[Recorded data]
[start]
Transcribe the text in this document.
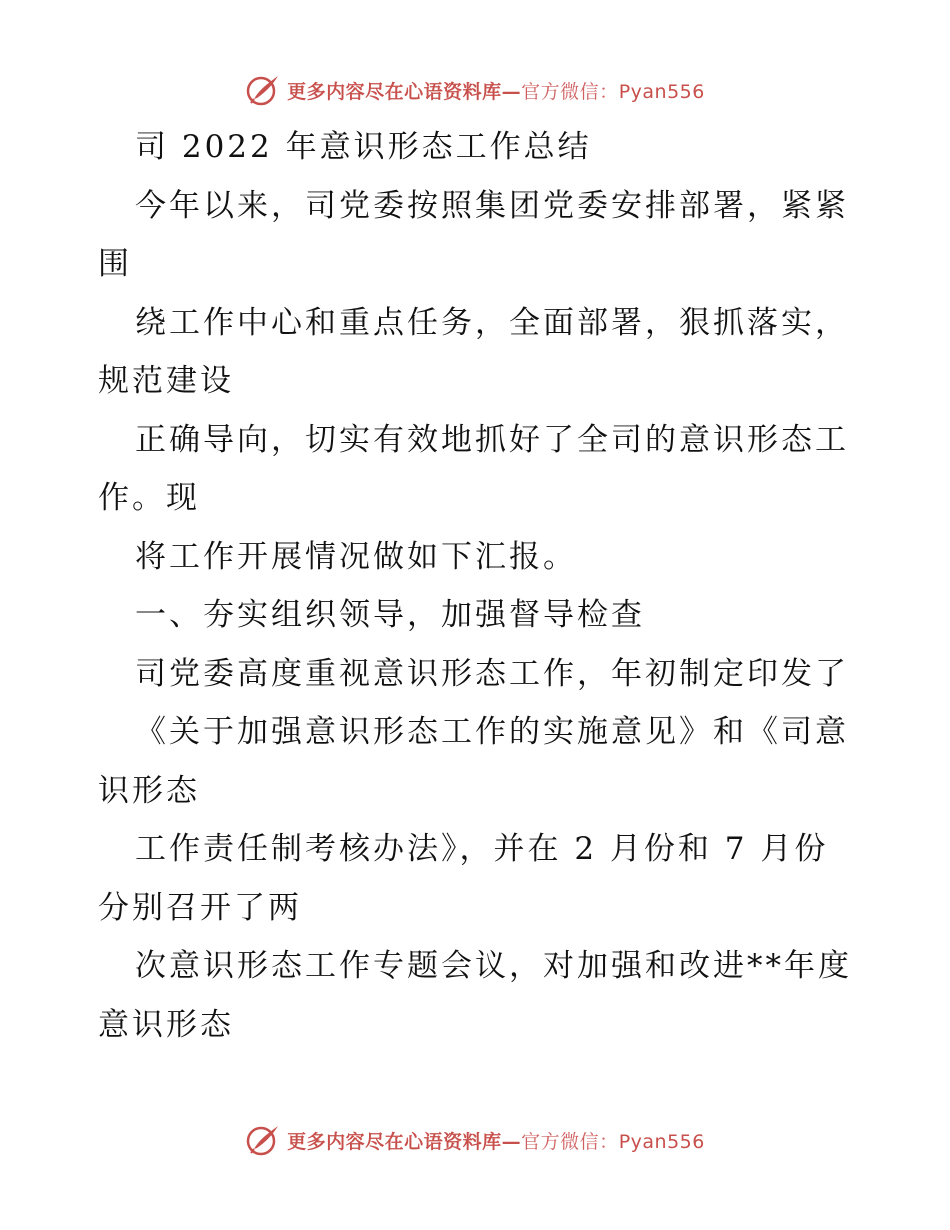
更多内容尽在心语资料库—官方微信：Pyan556
司 2022 年意识形态工作总结
今年以来，司党委按照集团党委安排部署，紧紧
围
绕工作中心和重点任务，全面部署，狠抓落实，
规范建设
正确导向，切实有效地抓好了全司的意识形态工
作。现
将工作开展情况做如下汇报。
一、夯实组织领导，加强督导检查
司党委高度重视意识形态工作，年初制定印发了
《关于加强意识形态工作的实施意见》和《司意
识形态
工作责任制考核办法》，并在 2 月份和 7 月份
分别召开了两
次意识形态工作专题会议，对加强和改进**年度
意识形态
更多内容尽在心语资料库—官方微信：Pyan556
[end]
The problem: Leaving out the pictures, repeat the data above exactly.

Response to the task:
Transcribe the text in this document.
更多内容尽在心语资料库—官方微信：Pyan556
司 2022 年意识形态工作总结
今年以来，司党委按照集团党委安排部署，紧紧
围
绕工作中心和重点任务，全面部署，狠抓落实，
规范建设
正确导向，切实有效地抓好了全司的意识形态工
作。现
将工作开展情况做如下汇报。
一、夯实组织领导，加强督导检查
司党委高度重视意识形态工作，年初制定印发了
《关于加强意识形态工作的实施意见》和《司意
识形态
工作责任制考核办法》，并在 2 月份和 7 月份
分别召开了两
次意识形态工作专题会议，对加强和改进**年度
意识形态
更多内容尽在心语资料库—官方微信：Pyan556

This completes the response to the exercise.